Dataset entries:
☆ ☆ ☆ ☆

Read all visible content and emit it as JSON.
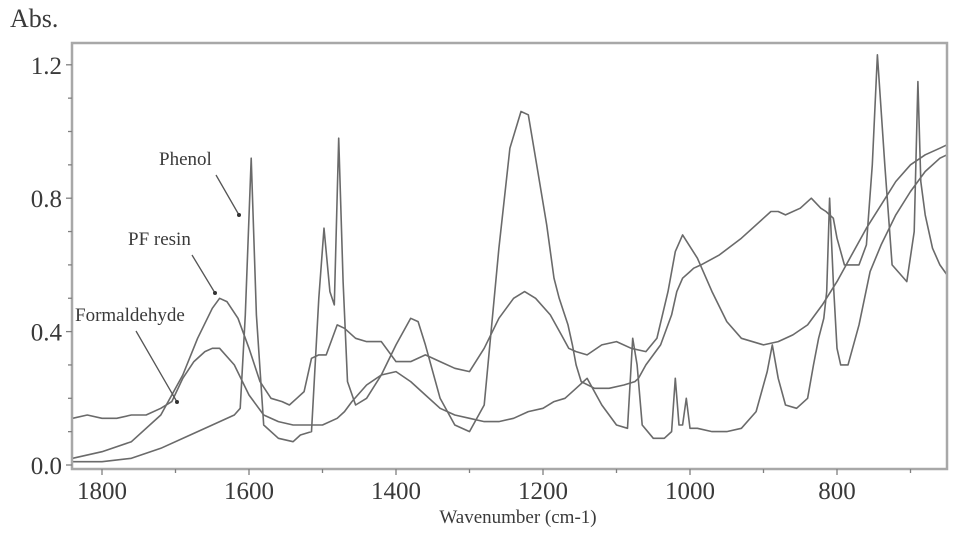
{
  "chart_data": {
    "type": "line",
    "title": "",
    "ylabel": "Abs.",
    "xlabel": "Wavenumber (cm-1)",
    "xlim": [
      1841,
      650
    ],
    "ylim": [
      -0.01,
      1.28
    ],
    "x_reversed": true,
    "grid": false,
    "x_ticks": [
      1800,
      1600,
      1400,
      1200,
      1000,
      800
    ],
    "x_tick_labels": [
      "1800",
      "1600",
      "1400",
      "1200",
      "1000",
      "800"
    ],
    "x_minor_ticks": [
      1700,
      1500,
      1300,
      1100,
      900,
      700
    ],
    "y_ticks": [
      0.0,
      0.4,
      0.8,
      1.2
    ],
    "y_tick_labels": [
      "0.0",
      "0.4",
      "0.8",
      "1.2"
    ],
    "y_minor_ticks": [
      0.1,
      0.2,
      0.3,
      0.5,
      0.6,
      0.7,
      0.9,
      1.0,
      1.1
    ],
    "annotations": [
      {
        "text": "Phenol",
        "series": "Phenol"
      },
      {
        "text": "PF resin",
        "series": "PF resin"
      },
      {
        "text": "Formaldehyde",
        "series": "Formaldehyde"
      }
    ],
    "series": [
      {
        "name": "Phenol",
        "x": [
          1840,
          1800,
          1760,
          1720,
          1680,
          1650,
          1620,
          1612,
          1605,
          1597,
          1590,
          1580,
          1560,
          1540,
          1530,
          1515,
          1505,
          1498,
          1490,
          1484,
          1478,
          1472,
          1466,
          1455,
          1440,
          1420,
          1400,
          1380,
          1370,
          1360,
          1340,
          1320,
          1300,
          1280,
          1260,
          1245,
          1230,
          1220,
          1210,
          1195,
          1185,
          1178,
          1172,
          1166,
          1160,
          1155,
          1148,
          1130,
          1110,
          1090,
          1075,
          1070,
          1060,
          1040,
          1025,
          1018,
          1010,
          1000,
          995,
          985,
          960,
          930,
          900,
          890,
          880,
          870,
          850,
          835,
          822,
          815,
          810,
          805,
          800,
          790,
          770,
          760,
          752,
          745,
          735,
          725,
          705,
          695,
          690,
          686,
          680,
          670,
          660,
          650
        ],
        "y": [
          0.01,
          0.01,
          0.02,
          0.05,
          0.09,
          0.12,
          0.15,
          0.17,
          0.45,
          0.92,
          0.45,
          0.12,
          0.08,
          0.07,
          0.09,
          0.1,
          0.5,
          0.71,
          0.52,
          0.48,
          0.98,
          0.55,
          0.25,
          0.18,
          0.2,
          0.27,
          0.36,
          0.44,
          0.43,
          0.36,
          0.2,
          0.12,
          0.1,
          0.18,
          0.65,
          0.95,
          1.06,
          1.05,
          0.92,
          0.72,
          0.56,
          0.5,
          0.46,
          0.42,
          0.36,
          0.3,
          0.25,
          0.23,
          0.23,
          0.24,
          0.25,
          0.26,
          0.3,
          0.36,
          0.45,
          0.52,
          0.56,
          0.58,
          0.59,
          0.6,
          0.63,
          0.68,
          0.74,
          0.76,
          0.76,
          0.75,
          0.77,
          0.8,
          0.77,
          0.76,
          0.75,
          0.74,
          0.68,
          0.6,
          0.6,
          0.66,
          0.9,
          1.23,
          0.9,
          0.6,
          0.55,
          0.7,
          1.15,
          0.85,
          0.75,
          0.65,
          0.6,
          0.57
        ]
      },
      {
        "name": "PF resin",
        "x": [
          1840,
          1800,
          1760,
          1720,
          1690,
          1670,
          1650,
          1640,
          1630,
          1615,
          1600,
          1585,
          1570,
          1555,
          1545,
          1535,
          1525,
          1515,
          1505,
          1495,
          1480,
          1470,
          1455,
          1440,
          1420,
          1400,
          1380,
          1360,
          1340,
          1320,
          1300,
          1280,
          1260,
          1240,
          1225,
          1210,
          1190,
          1175,
          1165,
          1155,
          1140,
          1120,
          1100,
          1080,
          1060,
          1045,
          1030,
          1020,
          1010,
          990,
          970,
          950,
          930,
          900,
          880,
          860,
          840,
          820,
          800,
          780,
          760,
          740,
          720,
          700,
          680,
          660,
          650
        ],
        "y": [
          0.02,
          0.04,
          0.07,
          0.15,
          0.27,
          0.38,
          0.47,
          0.5,
          0.49,
          0.44,
          0.35,
          0.25,
          0.2,
          0.19,
          0.18,
          0.2,
          0.22,
          0.32,
          0.33,
          0.33,
          0.42,
          0.41,
          0.38,
          0.37,
          0.37,
          0.31,
          0.31,
          0.33,
          0.31,
          0.29,
          0.28,
          0.35,
          0.44,
          0.5,
          0.52,
          0.5,
          0.45,
          0.39,
          0.35,
          0.34,
          0.33,
          0.36,
          0.37,
          0.35,
          0.34,
          0.38,
          0.52,
          0.64,
          0.69,
          0.62,
          0.52,
          0.43,
          0.38,
          0.36,
          0.37,
          0.39,
          0.42,
          0.48,
          0.55,
          0.63,
          0.71,
          0.78,
          0.85,
          0.9,
          0.93,
          0.95,
          0.96
        ]
      },
      {
        "name": "Formaldehyde",
        "x": [
          1840,
          1820,
          1800,
          1780,
          1760,
          1740,
          1720,
          1705,
          1690,
          1675,
          1660,
          1650,
          1640,
          1620,
          1600,
          1580,
          1560,
          1540,
          1520,
          1500,
          1480,
          1470,
          1460,
          1440,
          1420,
          1400,
          1380,
          1360,
          1340,
          1320,
          1300,
          1280,
          1260,
          1240,
          1220,
          1200,
          1185,
          1170,
          1155,
          1140,
          1120,
          1100,
          1085,
          1078,
          1072,
          1065,
          1050,
          1035,
          1025,
          1020,
          1015,
          1010,
          1005,
          1000,
          990,
          970,
          950,
          930,
          910,
          895,
          888,
          880,
          870,
          855,
          840,
          832,
          825,
          818,
          814,
          810,
          805,
          800,
          795,
          785,
          770,
          755,
          740,
          720,
          700,
          680,
          660,
          650
        ],
        "y": [
          0.14,
          0.15,
          0.14,
          0.14,
          0.15,
          0.15,
          0.17,
          0.19,
          0.26,
          0.31,
          0.34,
          0.35,
          0.35,
          0.3,
          0.21,
          0.15,
          0.13,
          0.12,
          0.12,
          0.12,
          0.14,
          0.16,
          0.19,
          0.24,
          0.27,
          0.28,
          0.25,
          0.21,
          0.17,
          0.15,
          0.14,
          0.13,
          0.13,
          0.14,
          0.16,
          0.17,
          0.19,
          0.2,
          0.23,
          0.26,
          0.18,
          0.12,
          0.11,
          0.38,
          0.3,
          0.12,
          0.08,
          0.08,
          0.1,
          0.26,
          0.12,
          0.12,
          0.2,
          0.11,
          0.11,
          0.1,
          0.1,
          0.11,
          0.16,
          0.28,
          0.36,
          0.26,
          0.18,
          0.17,
          0.2,
          0.3,
          0.38,
          0.44,
          0.52,
          0.8,
          0.55,
          0.35,
          0.3,
          0.3,
          0.42,
          0.58,
          0.66,
          0.75,
          0.82,
          0.88,
          0.92,
          0.93
        ]
      }
    ]
  },
  "axes": {
    "ylabel": "Abs.",
    "xlabel": "Wavenumber (cm-1)"
  },
  "annotations": {
    "phenol": "Phenol",
    "pf_resin": "PF resin",
    "formaldehyde": "Formaldehyde"
  },
  "style": {
    "curve_color": "#6a6a6a",
    "frame_color": "#a8a8a8",
    "text_color": "#3a3a3a"
  }
}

☆ ☆ ☆ ☆

Problem details:
Leave out the pictures and retype every line above exactly.

Full output:
Read all visible content and emit it as JSON.
{
  "chart_data": {
    "type": "line",
    "title": "",
    "ylabel": "Abs.",
    "xlabel": "Wavenumber (cm-1)",
    "xlim": [
      1841,
      650
    ],
    "ylim": [
      -0.01,
      1.28
    ],
    "x_reversed": true,
    "grid": false,
    "x_ticks": [
      1800,
      1600,
      1400,
      1200,
      1000,
      800
    ],
    "x_tick_labels": [
      "1800",
      "1600",
      "1400",
      "1200",
      "1000",
      "800"
    ],
    "x_minor_ticks": [
      1700,
      1500,
      1300,
      1100,
      900,
      700
    ],
    "y_ticks": [
      0.0,
      0.4,
      0.8,
      1.2
    ],
    "y_tick_labels": [
      "0.0",
      "0.4",
      "0.8",
      "1.2"
    ],
    "y_minor_ticks": [
      0.1,
      0.2,
      0.3,
      0.5,
      0.6,
      0.7,
      0.9,
      1.0,
      1.1
    ],
    "annotations": [
      {
        "text": "Phenol",
        "series": "Phenol"
      },
      {
        "text": "PF resin",
        "series": "PF resin"
      },
      {
        "text": "Formaldehyde",
        "series": "Formaldehyde"
      }
    ],
    "series": [
      {
        "name": "Phenol",
        "x": [
          1840,
          1800,
          1760,
          1720,
          1680,
          1650,
          1620,
          1612,
          1605,
          1597,
          1590,
          1580,
          1560,
          1540,
          1530,
          1515,
          1505,
          1498,
          1490,
          1484,
          1478,
          1472,
          1466,
          1455,
          1440,
          1420,
          1400,
          1380,
          1370,
          1360,
          1340,
          1320,
          1300,
          1280,
          1260,
          1245,
          1230,
          1220,
          1210,
          1195,
          1185,
          1178,
          1172,
          1166,
          1160,
          1155,
          1148,
          1130,
          1110,
          1090,
          1075,
          1070,
          1060,
          1040,
          1025,
          1018,
          1010,
          1000,
          995,
          985,
          960,
          930,
          900,
          890,
          880,
          870,
          850,
          835,
          822,
          815,
          810,
          805,
          800,
          790,
          770,
          760,
          752,
          745,
          735,
          725,
          705,
          695,
          690,
          686,
          680,
          670,
          660,
          650
        ],
        "y": [
          0.01,
          0.01,
          0.02,
          0.05,
          0.09,
          0.12,
          0.15,
          0.17,
          0.45,
          0.92,
          0.45,
          0.12,
          0.08,
          0.07,
          0.09,
          0.1,
          0.5,
          0.71,
          0.52,
          0.48,
          0.98,
          0.55,
          0.25,
          0.18,
          0.2,
          0.27,
          0.36,
          0.44,
          0.43,
          0.36,
          0.2,
          0.12,
          0.1,
          0.18,
          0.65,
          0.95,
          1.06,
          1.05,
          0.92,
          0.72,
          0.56,
          0.5,
          0.46,
          0.42,
          0.36,
          0.3,
          0.25,
          0.23,
          0.23,
          0.24,
          0.25,
          0.26,
          0.3,
          0.36,
          0.45,
          0.52,
          0.56,
          0.58,
          0.59,
          0.6,
          0.63,
          0.68,
          0.74,
          0.76,
          0.76,
          0.75,
          0.77,
          0.8,
          0.77,
          0.76,
          0.75,
          0.74,
          0.68,
          0.6,
          0.6,
          0.66,
          0.9,
          1.23,
          0.9,
          0.6,
          0.55,
          0.7,
          1.15,
          0.85,
          0.75,
          0.65,
          0.6,
          0.57
        ]
      },
      {
        "name": "PF resin",
        "x": [
          1840,
          1800,
          1760,
          1720,
          1690,
          1670,
          1650,
          1640,
          1630,
          1615,
          1600,
          1585,
          1570,
          1555,
          1545,
          1535,
          1525,
          1515,
          1505,
          1495,
          1480,
          1470,
          1455,
          1440,
          1420,
          1400,
          1380,
          1360,
          1340,
          1320,
          1300,
          1280,
          1260,
          1240,
          1225,
          1210,
          1190,
          1175,
          1165,
          1155,
          1140,
          1120,
          1100,
          1080,
          1060,
          1045,
          1030,
          1020,
          1010,
          990,
          970,
          950,
          930,
          900,
          880,
          860,
          840,
          820,
          800,
          780,
          760,
          740,
          720,
          700,
          680,
          660,
          650
        ],
        "y": [
          0.02,
          0.04,
          0.07,
          0.15,
          0.27,
          0.38,
          0.47,
          0.5,
          0.49,
          0.44,
          0.35,
          0.25,
          0.2,
          0.19,
          0.18,
          0.2,
          0.22,
          0.32,
          0.33,
          0.33,
          0.42,
          0.41,
          0.38,
          0.37,
          0.37,
          0.31,
          0.31,
          0.33,
          0.31,
          0.29,
          0.28,
          0.35,
          0.44,
          0.5,
          0.52,
          0.5,
          0.45,
          0.39,
          0.35,
          0.34,
          0.33,
          0.36,
          0.37,
          0.35,
          0.34,
          0.38,
          0.52,
          0.64,
          0.69,
          0.62,
          0.52,
          0.43,
          0.38,
          0.36,
          0.37,
          0.39,
          0.42,
          0.48,
          0.55,
          0.63,
          0.71,
          0.78,
          0.85,
          0.9,
          0.93,
          0.95,
          0.96
        ]
      },
      {
        "name": "Formaldehyde",
        "x": [
          1840,
          1820,
          1800,
          1780,
          1760,
          1740,
          1720,
          1705,
          1690,
          1675,
          1660,
          1650,
          1640,
          1620,
          1600,
          1580,
          1560,
          1540,
          1520,
          1500,
          1480,
          1470,
          1460,
          1440,
          1420,
          1400,
          1380,
          1360,
          1340,
          1320,
          1300,
          1280,
          1260,
          1240,
          1220,
          1200,
          1185,
          1170,
          1155,
          1140,
          1120,
          1100,
          1085,
          1078,
          1072,
          1065,
          1050,
          1035,
          1025,
          1020,
          1015,
          1010,
          1005,
          1000,
          990,
          970,
          950,
          930,
          910,
          895,
          888,
          880,
          870,
          855,
          840,
          832,
          825,
          818,
          814,
          810,
          805,
          800,
          795,
          785,
          770,
          755,
          740,
          720,
          700,
          680,
          660,
          650
        ],
        "y": [
          0.14,
          0.15,
          0.14,
          0.14,
          0.15,
          0.15,
          0.17,
          0.19,
          0.26,
          0.31,
          0.34,
          0.35,
          0.35,
          0.3,
          0.21,
          0.15,
          0.13,
          0.12,
          0.12,
          0.12,
          0.14,
          0.16,
          0.19,
          0.24,
          0.27,
          0.28,
          0.25,
          0.21,
          0.17,
          0.15,
          0.14,
          0.13,
          0.13,
          0.14,
          0.16,
          0.17,
          0.19,
          0.2,
          0.23,
          0.26,
          0.18,
          0.12,
          0.11,
          0.38,
          0.3,
          0.12,
          0.08,
          0.08,
          0.1,
          0.26,
          0.12,
          0.12,
          0.2,
          0.11,
          0.11,
          0.1,
          0.1,
          0.11,
          0.16,
          0.28,
          0.36,
          0.26,
          0.18,
          0.17,
          0.2,
          0.3,
          0.38,
          0.44,
          0.52,
          0.8,
          0.55,
          0.35,
          0.3,
          0.3,
          0.42,
          0.58,
          0.66,
          0.75,
          0.82,
          0.88,
          0.92,
          0.93
        ]
      }
    ]
  },
  "axes": {
    "ylabel": "Abs.",
    "xlabel": "Wavenumber (cm-1)"
  },
  "annotations": {
    "phenol": "Phenol",
    "pf_resin": "PF resin",
    "formaldehyde": "Formaldehyde"
  },
  "style": {
    "curve_color": "#6a6a6a",
    "frame_color": "#a8a8a8",
    "text_color": "#3a3a3a"
  }
}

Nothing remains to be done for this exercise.